| Given instruction |
Present every line in which the string "count" appears.

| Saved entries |

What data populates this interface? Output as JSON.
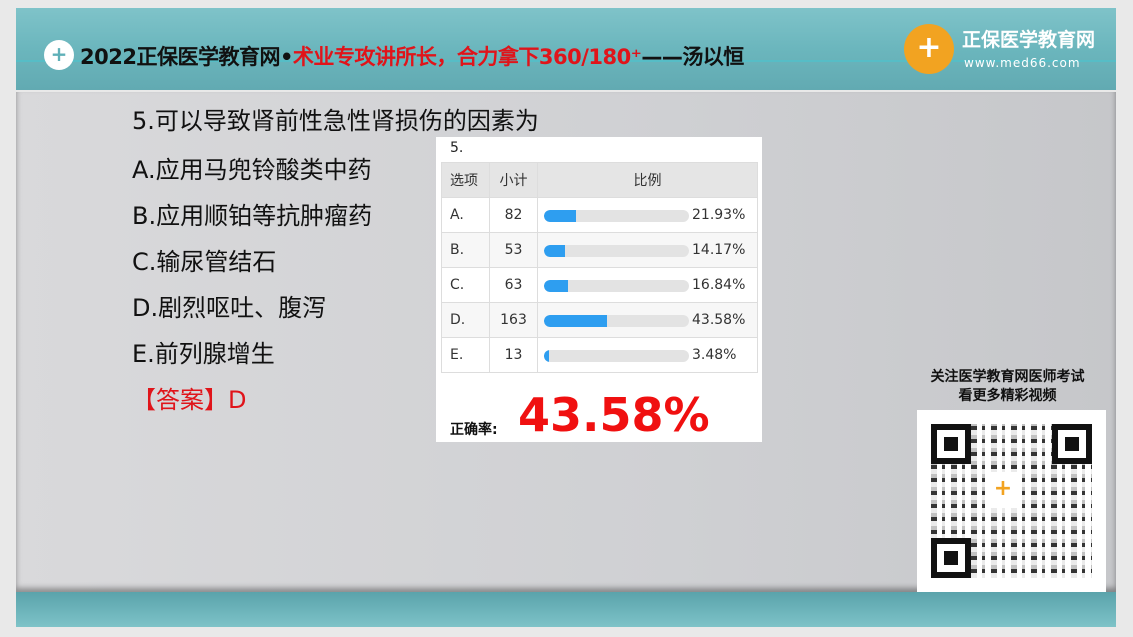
{
  "header": {
    "title_black": "2022正保医学教育网•",
    "title_red": "术业专攻讲所长，合力拿下360/180⁺",
    "title_tail": "——汤以恒",
    "logo_name": "正保医学教育网",
    "logo_url": "www.med66.com",
    "logo_mark": "+"
  },
  "question": {
    "stem": "5.可以导致肾前性急性肾损伤的因素为",
    "options": [
      "A.应用马兜铃酸类中药",
      "B.应用顺铂等抗肿瘤药",
      "C.输尿管结石",
      "D.剧烈呕吐、腹泻",
      "E.前列腺增生"
    ],
    "answer": "【答案】D"
  },
  "stats": {
    "qno": "5.",
    "headers": [
      "选项",
      "小计",
      "比例"
    ],
    "rows": [
      {
        "opt": "A.",
        "count": "82",
        "pct": "21.93%",
        "value": 21.93
      },
      {
        "opt": "B.",
        "count": "53",
        "pct": "14.17%",
        "value": 14.17
      },
      {
        "opt": "C.",
        "count": "63",
        "pct": "16.84%",
        "value": 16.84
      },
      {
        "opt": "D.",
        "count": "163",
        "pct": "43.58%",
        "value": 43.58
      },
      {
        "opt": "E.",
        "count": "13",
        "pct": "3.48%",
        "value": 3.48
      }
    ],
    "rate_label": "正确率:",
    "rate": "43.58%",
    "bar_color": "#2e9ef0"
  },
  "promo": {
    "line1": "关注医学教育网医师考试",
    "line2": "看更多精彩视频"
  }
}
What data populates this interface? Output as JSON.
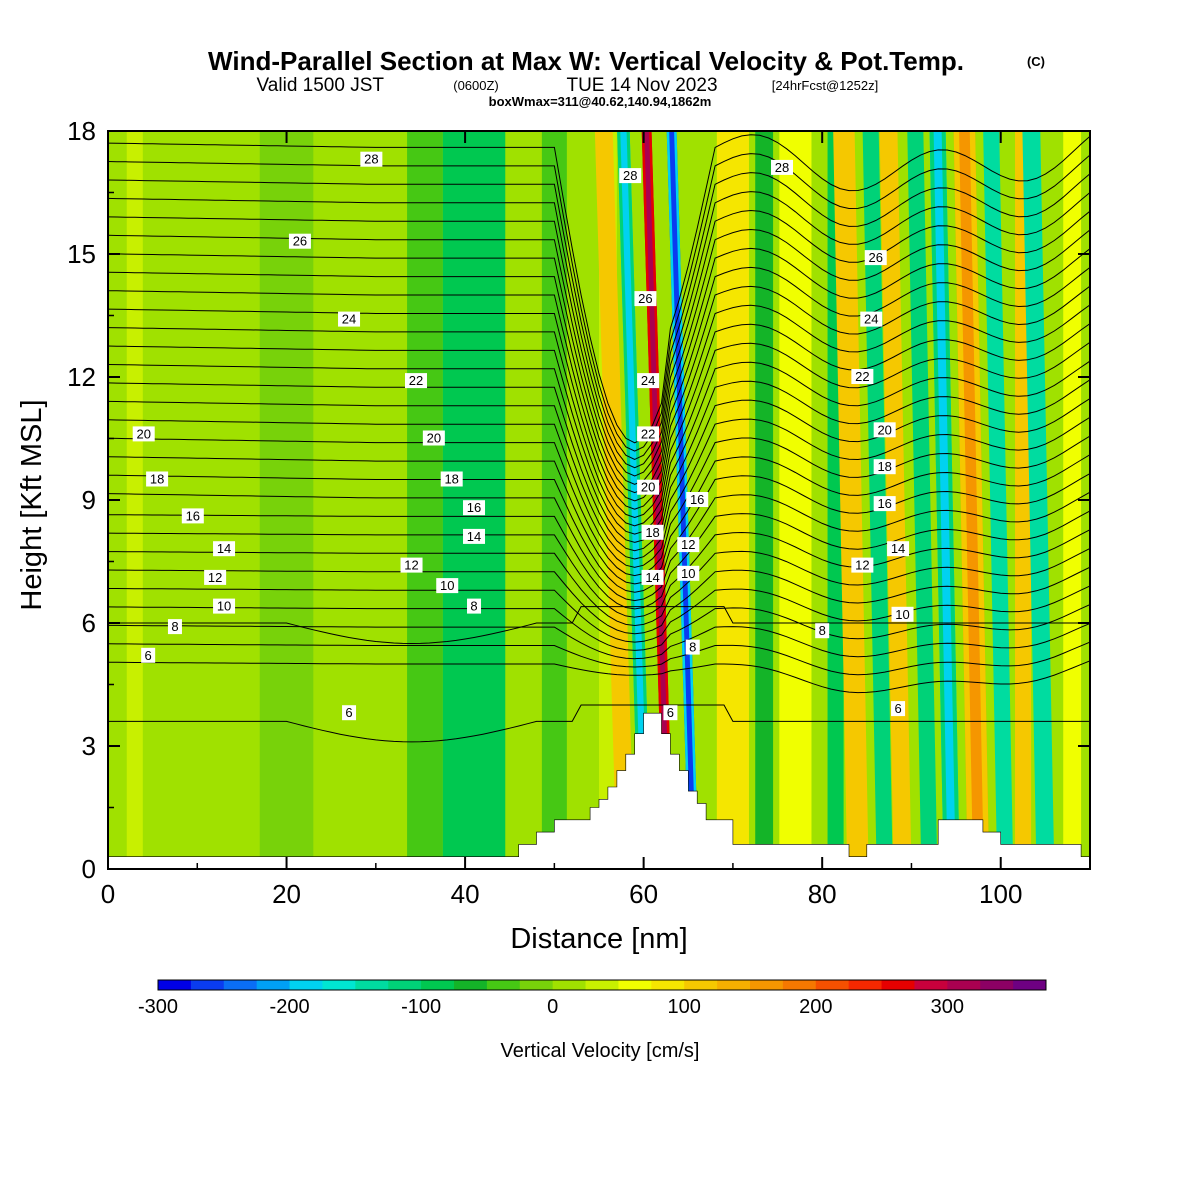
{
  "header": {
    "title_main": "Wind-Parallel Section at Max W: Vertical Velocity & Pot.Temp.",
    "title_copyright": "(C)",
    "subtitle_valid": "Valid 1500 JST",
    "subtitle_utc": "(0600Z)",
    "subtitle_date": "TUE 14 Nov 2023",
    "subtitle_fcst": "[24hrFcst@1252z]",
    "boxline": "boxWmax=311@40.62,140.94,1862m"
  },
  "chart_data": {
    "type": "heatmap",
    "xlabel": "Distance [nm]",
    "ylabel": "Height [Kft MSL]",
    "xlim": [
      0,
      110
    ],
    "ylim": [
      0,
      18
    ],
    "x_ticks": [
      "0",
      "20",
      "40",
      "60",
      "80",
      "100"
    ],
    "y_ticks": [
      "0",
      "3",
      "6",
      "9",
      "12",
      "15",
      "18"
    ],
    "x_tick_values": [
      0,
      20,
      40,
      60,
      80,
      100
    ],
    "y_tick_values": [
      0,
      3,
      6,
      9,
      12,
      15,
      18
    ],
    "grid": false,
    "colorbar": {
      "label": "Vertical Velocity [cm/s]",
      "tick_labels": [
        "-300",
        "-200",
        "-100",
        "0",
        "100",
        "200",
        "300"
      ],
      "tick_values": [
        -300,
        -200,
        -100,
        0,
        100,
        200,
        300
      ],
      "range": [
        -300,
        375
      ],
      "step": 25,
      "colors": [
        "#0000e6",
        "#0a3cf0",
        "#0a6ef5",
        "#00a0f5",
        "#00d2f0",
        "#00e6d2",
        "#00dca0",
        "#00d278",
        "#00c850",
        "#14b428",
        "#46c814",
        "#78d20a",
        "#a0e100",
        "#c8f000",
        "#f0ff00",
        "#f5e600",
        "#f5c800",
        "#f5af00",
        "#f59600",
        "#f57800",
        "#f55000",
        "#f52800",
        "#e60000",
        "#c8003c",
        "#aa0050",
        "#8c0064",
        "#6e0082"
      ]
    },
    "terrain_profile": [
      [
        0,
        0.3
      ],
      [
        46,
        0.3
      ],
      [
        46,
        0.6
      ],
      [
        48,
        0.6
      ],
      [
        48,
        0.9
      ],
      [
        50,
        0.9
      ],
      [
        50,
        1.2
      ],
      [
        54,
        1.2
      ],
      [
        54,
        1.5
      ],
      [
        55,
        1.5
      ],
      [
        55,
        1.7
      ],
      [
        56,
        1.7
      ],
      [
        56,
        2.0
      ],
      [
        57,
        2.0
      ],
      [
        57,
        2.4
      ],
      [
        58,
        2.4
      ],
      [
        58,
        2.8
      ],
      [
        59,
        2.8
      ],
      [
        59,
        3.3
      ],
      [
        60,
        3.3
      ],
      [
        60,
        3.8
      ],
      [
        62,
        3.8
      ],
      [
        62,
        3.3
      ],
      [
        63,
        3.3
      ],
      [
        63,
        2.8
      ],
      [
        64,
        2.8
      ],
      [
        64,
        2.4
      ],
      [
        65,
        2.4
      ],
      [
        65,
        1.9
      ],
      [
        66,
        1.9
      ],
      [
        66,
        1.6
      ],
      [
        67,
        1.6
      ],
      [
        67,
        1.2
      ],
      [
        70,
        1.2
      ],
      [
        70,
        0.6
      ],
      [
        83,
        0.6
      ],
      [
        83,
        0.3
      ],
      [
        85,
        0.3
      ],
      [
        85,
        0.6
      ],
      [
        93,
        0.6
      ],
      [
        93,
        1.2
      ],
      [
        98,
        1.2
      ],
      [
        98,
        0.9
      ],
      [
        100,
        0.9
      ],
      [
        100,
        0.6
      ],
      [
        109,
        0.6
      ],
      [
        109,
        0.3
      ],
      [
        110,
        0.3
      ]
    ],
    "velocity_bands": [
      {
        "x": 1.8,
        "w": 0.4,
        "value": 10
      },
      {
        "x": 3.0,
        "w": 0.9,
        "value": 40
      },
      {
        "x": 10.5,
        "w": 0.8,
        "value": 15
      },
      {
        "x": 20.0,
        "w": 3.0,
        "value": -20
      },
      {
        "x": 27.0,
        "w": 2.5,
        "value": 15
      },
      {
        "x": 35.5,
        "w": 2.0,
        "value": -30
      },
      {
        "x": 41.0,
        "w": 3.5,
        "value": -80
      },
      {
        "x": 50.0,
        "w": 1.4,
        "value": -40
      },
      {
        "x": 56.0,
        "w": 1.0,
        "value": 40
      },
      {
        "x": 58.0,
        "w": 1.0,
        "value": 120
      },
      {
        "x": 60.2,
        "w": 0.7,
        "value": -180
      },
      {
        "x": 62.8,
        "w": 0.55,
        "value": 311
      },
      {
        "x": 65.6,
        "w": 0.55,
        "value": -260
      },
      {
        "x": 70.0,
        "w": 1.8,
        "value": 90
      },
      {
        "x": 73.5,
        "w": 1.0,
        "value": -60
      },
      {
        "x": 77.0,
        "w": 1.8,
        "value": 60
      },
      {
        "x": 81.5,
        "w": 0.9,
        "value": -100
      },
      {
        "x": 84.0,
        "w": 1.2,
        "value": 110
      },
      {
        "x": 87.0,
        "w": 0.9,
        "value": -110
      },
      {
        "x": 89.0,
        "w": 1.0,
        "value": 110
      },
      {
        "x": 92.0,
        "w": 0.9,
        "value": -120
      },
      {
        "x": 94.5,
        "w": 0.9,
        "value": -180
      },
      {
        "x": 97.5,
        "w": 1.2,
        "value": 160
      },
      {
        "x": 100.5,
        "w": 0.9,
        "value": -130
      },
      {
        "x": 102.5,
        "w": 0.9,
        "value": 100
      },
      {
        "x": 105.0,
        "w": 1.0,
        "value": -130
      },
      {
        "x": 108.0,
        "w": 1.0,
        "value": 60
      }
    ],
    "theta_contours": [
      {
        "label": "28",
        "labels_at": [
          [
            29.5,
            17.3
          ],
          [
            58.5,
            16.9
          ],
          [
            75.5,
            17.1
          ]
        ]
      },
      {
        "label": "26",
        "labels_at": [
          [
            21.5,
            15.3
          ],
          [
            60.2,
            13.9
          ],
          [
            86.0,
            14.9
          ]
        ]
      },
      {
        "label": "24",
        "labels_at": [
          [
            27.0,
            13.4
          ],
          [
            60.5,
            11.9
          ],
          [
            85.5,
            13.4
          ]
        ]
      },
      {
        "label": "22",
        "labels_at": [
          [
            34.5,
            11.9
          ],
          [
            60.5,
            10.6
          ],
          [
            84.5,
            12.0
          ]
        ]
      },
      {
        "label": "20",
        "labels_at": [
          [
            4.0,
            10.6
          ],
          [
            36.5,
            10.5
          ],
          [
            60.5,
            9.3
          ],
          [
            87.0,
            10.7
          ]
        ]
      },
      {
        "label": "18",
        "labels_at": [
          [
            5.5,
            9.5
          ],
          [
            38.5,
            9.5
          ],
          [
            61.0,
            8.2
          ],
          [
            87.0,
            9.8
          ]
        ]
      },
      {
        "label": "16",
        "labels_at": [
          [
            9.5,
            8.6
          ],
          [
            41.0,
            8.8
          ],
          [
            66.0,
            9.0
          ],
          [
            87.0,
            8.9
          ]
        ]
      },
      {
        "label": "14",
        "labels_at": [
          [
            13.0,
            7.8
          ],
          [
            41.0,
            8.1
          ],
          [
            61.0,
            7.1
          ],
          [
            88.5,
            7.8
          ]
        ]
      },
      {
        "label": "12",
        "labels_at": [
          [
            12.0,
            7.1
          ],
          [
            34.0,
            7.4
          ],
          [
            65.0,
            7.9
          ],
          [
            84.5,
            7.4
          ]
        ]
      },
      {
        "label": "10",
        "labels_at": [
          [
            13.0,
            6.4
          ],
          [
            38.0,
            6.9
          ],
          [
            65.0,
            7.2
          ],
          [
            89.0,
            6.2
          ]
        ]
      },
      {
        "label": "8",
        "labels_at": [
          [
            7.5,
            5.9
          ],
          [
            41.0,
            6.4
          ],
          [
            65.5,
            5.4
          ],
          [
            80.0,
            5.8
          ]
        ]
      },
      {
        "label": "6",
        "labels_at": [
          [
            4.5,
            5.2
          ],
          [
            27.0,
            3.8
          ],
          [
            63.0,
            3.8
          ],
          [
            88.5,
            3.9
          ]
        ]
      }
    ]
  }
}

| Written reply |
        "count": "82",
        "count": "53",
        "count": "63",
        "count": "163",
        "count": "13",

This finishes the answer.